-------- Material supplied

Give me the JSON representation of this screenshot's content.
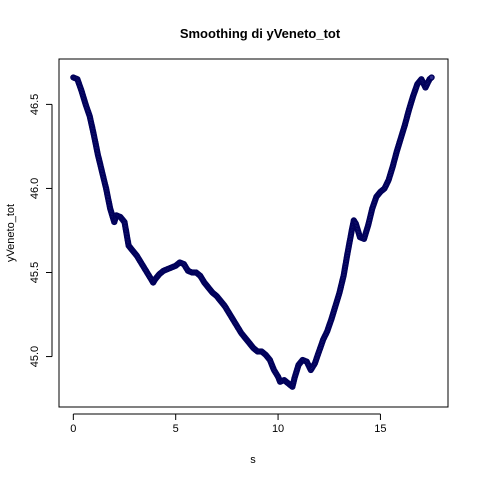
{
  "chart_data": {
    "type": "scatter",
    "title": "Smoothing di yVeneto_tot",
    "xlabel": "s",
    "ylabel": "yVeneto_tot",
    "xlim": [
      -0.7,
      18.3
    ],
    "ylim": [
      44.7,
      46.77
    ],
    "xticks": [
      0,
      5,
      10,
      15
    ],
    "yticks": [
      45.0,
      45.5,
      46.0,
      46.5
    ],
    "xtick_labels": [
      "0",
      "5",
      "10",
      "15"
    ],
    "ytick_labels": [
      "45.0",
      "45.5",
      "46.0",
      "46.5"
    ],
    "grid": false,
    "legend": "none",
    "point_color": "#00005a",
    "point_fill": "#2c2c8c",
    "series": [
      {
        "x": [
          0.0,
          0.2,
          0.4,
          0.6,
          0.8,
          1.0,
          1.2,
          1.4,
          1.6,
          1.8,
          2.0,
          2.1,
          2.3,
          2.5,
          2.7,
          2.9,
          3.1,
          3.3,
          3.5,
          3.7,
          3.9,
          4.0,
          4.2,
          4.4,
          4.6,
          4.8,
          5.0,
          5.2,
          5.4,
          5.6,
          5.8,
          6.0,
          6.2,
          6.4,
          6.6,
          6.8,
          7.0,
          7.2,
          7.4,
          7.6,
          7.8,
          8.0,
          8.2,
          8.4,
          8.6,
          8.8,
          9.0,
          9.2,
          9.4,
          9.6,
          9.8,
          10.0,
          10.1,
          10.3,
          10.5,
          10.7,
          10.8,
          11.0,
          11.2,
          11.4,
          11.6,
          11.8,
          12.0,
          12.2,
          12.4,
          12.6,
          12.8,
          13.0,
          13.2,
          13.4,
          13.6,
          13.7,
          13.8,
          14.0,
          14.2,
          14.4,
          14.6,
          14.8,
          15.0,
          15.2,
          15.4,
          15.6,
          15.8,
          16.0,
          16.2,
          16.4,
          16.6,
          16.8,
          17.0,
          17.2,
          17.4,
          17.5
        ],
        "y": [
          46.66,
          46.65,
          46.58,
          46.5,
          46.43,
          46.32,
          46.2,
          46.1,
          46.0,
          45.88,
          45.8,
          45.84,
          45.83,
          45.8,
          45.66,
          45.63,
          45.6,
          45.56,
          45.52,
          45.48,
          45.44,
          45.46,
          45.49,
          45.51,
          45.52,
          45.53,
          45.54,
          45.56,
          45.55,
          45.51,
          45.5,
          45.5,
          45.48,
          45.44,
          45.41,
          45.38,
          45.36,
          45.33,
          45.3,
          45.26,
          45.22,
          45.18,
          45.14,
          45.11,
          45.08,
          45.05,
          45.03,
          45.03,
          45.01,
          44.98,
          44.92,
          44.88,
          44.85,
          44.86,
          44.84,
          44.82,
          44.87,
          44.95,
          44.98,
          44.97,
          44.92,
          44.96,
          45.03,
          45.1,
          45.15,
          45.22,
          45.3,
          45.38,
          45.48,
          45.62,
          45.75,
          45.81,
          45.79,
          45.71,
          45.7,
          45.78,
          45.88,
          45.95,
          45.98,
          46.0,
          46.05,
          46.13,
          46.22,
          46.3,
          46.38,
          46.47,
          46.55,
          46.62,
          46.65,
          46.6,
          46.65,
          46.66
        ]
      }
    ]
  }
}
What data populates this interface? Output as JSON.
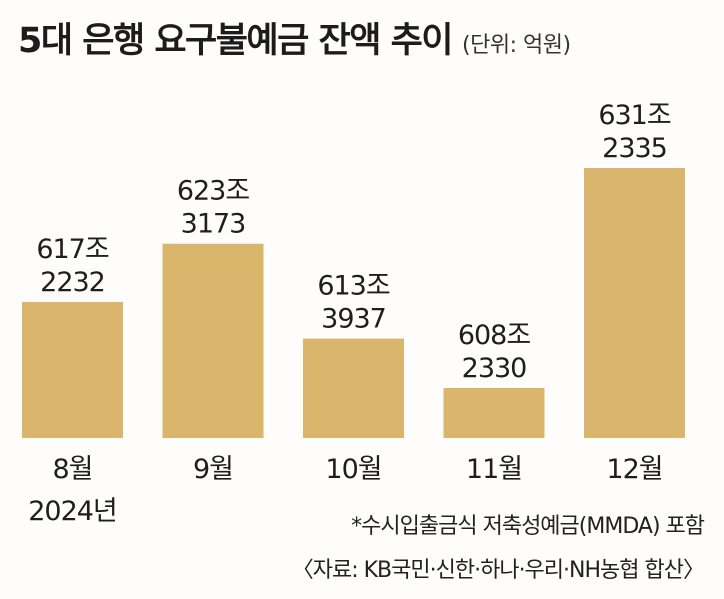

----------------

* Your instructions:
Restate each line of the records exactly; pictures do not belong in the copy.

* Reply to the exercise:
Give me the JSON representation of this screenshot's content.
{
  "chart_data": {
    "type": "scatter",
    "title": "Smoothing di yVeneto_tot",
    "xlabel": "s",
    "ylabel": "yVeneto_tot",
    "xlim": [
      -0.7,
      18.3
    ],
    "ylim": [
      44.7,
      46.77
    ],
    "xticks": [
      0,
      5,
      10,
      15
    ],
    "yticks": [
      45.0,
      45.5,
      46.0,
      46.5
    ],
    "xtick_labels": [
      "0",
      "5",
      "10",
      "15"
    ],
    "ytick_labels": [
      "45.0",
      "45.5",
      "46.0",
      "46.5"
    ],
    "grid": false,
    "legend": "none",
    "point_color": "#00005a",
    "point_fill": "#2c2c8c",
    "series": [
      {
        "x": [
          0.0,
          0.2,
          0.4,
          0.6,
          0.8,
          1.0,
          1.2,
          1.4,
          1.6,
          1.8,
          2.0,
          2.1,
          2.3,
          2.5,
          2.7,
          2.9,
          3.1,
          3.3,
          3.5,
          3.7,
          3.9,
          4.0,
          4.2,
          4.4,
          4.6,
          4.8,
          5.0,
          5.2,
          5.4,
          5.6,
          5.8,
          6.0,
          6.2,
          6.4,
          6.6,
          6.8,
          7.0,
          7.2,
          7.4,
          7.6,
          7.8,
          8.0,
          8.2,
          8.4,
          8.6,
          8.8,
          9.0,
          9.2,
          9.4,
          9.6,
          9.8,
          10.0,
          10.1,
          10.3,
          10.5,
          10.7,
          10.8,
          11.0,
          11.2,
          11.4,
          11.6,
          11.8,
          12.0,
          12.2,
          12.4,
          12.6,
          12.8,
          13.0,
          13.2,
          13.4,
          13.6,
          13.7,
          13.8,
          14.0,
          14.2,
          14.4,
          14.6,
          14.8,
          15.0,
          15.2,
          15.4,
          15.6,
          15.8,
          16.0,
          16.2,
          16.4,
          16.6,
          16.8,
          17.0,
          17.2,
          17.4,
          17.5
        ],
        "y": [
          46.66,
          46.65,
          46.58,
          46.5,
          46.43,
          46.32,
          46.2,
          46.1,
          46.0,
          45.88,
          45.8,
          45.84,
          45.83,
          45.8,
          45.66,
          45.63,
          45.6,
          45.56,
          45.52,
          45.48,
          45.44,
          45.46,
          45.49,
          45.51,
          45.52,
          45.53,
          45.54,
          45.56,
          45.55,
          45.51,
          45.5,
          45.5,
          45.48,
          45.44,
          45.41,
          45.38,
          45.36,
          45.33,
          45.3,
          45.26,
          45.22,
          45.18,
          45.14,
          45.11,
          45.08,
          45.05,
          45.03,
          45.03,
          45.01,
          44.98,
          44.92,
          44.88,
          44.85,
          44.86,
          44.84,
          44.82,
          44.87,
          44.95,
          44.98,
          44.97,
          44.92,
          44.96,
          45.03,
          45.1,
          45.15,
          45.22,
          45.3,
          45.38,
          45.48,
          45.62,
          45.75,
          45.81,
          45.79,
          45.71,
          45.7,
          45.78,
          45.88,
          45.95,
          45.98,
          46.0,
          46.05,
          46.13,
          46.22,
          46.3,
          46.38,
          46.47,
          46.55,
          46.62,
          46.65,
          46.6,
          46.65,
          46.66
        ]
      }
    ]
  }
}
What data populates this interface? Output as JSON.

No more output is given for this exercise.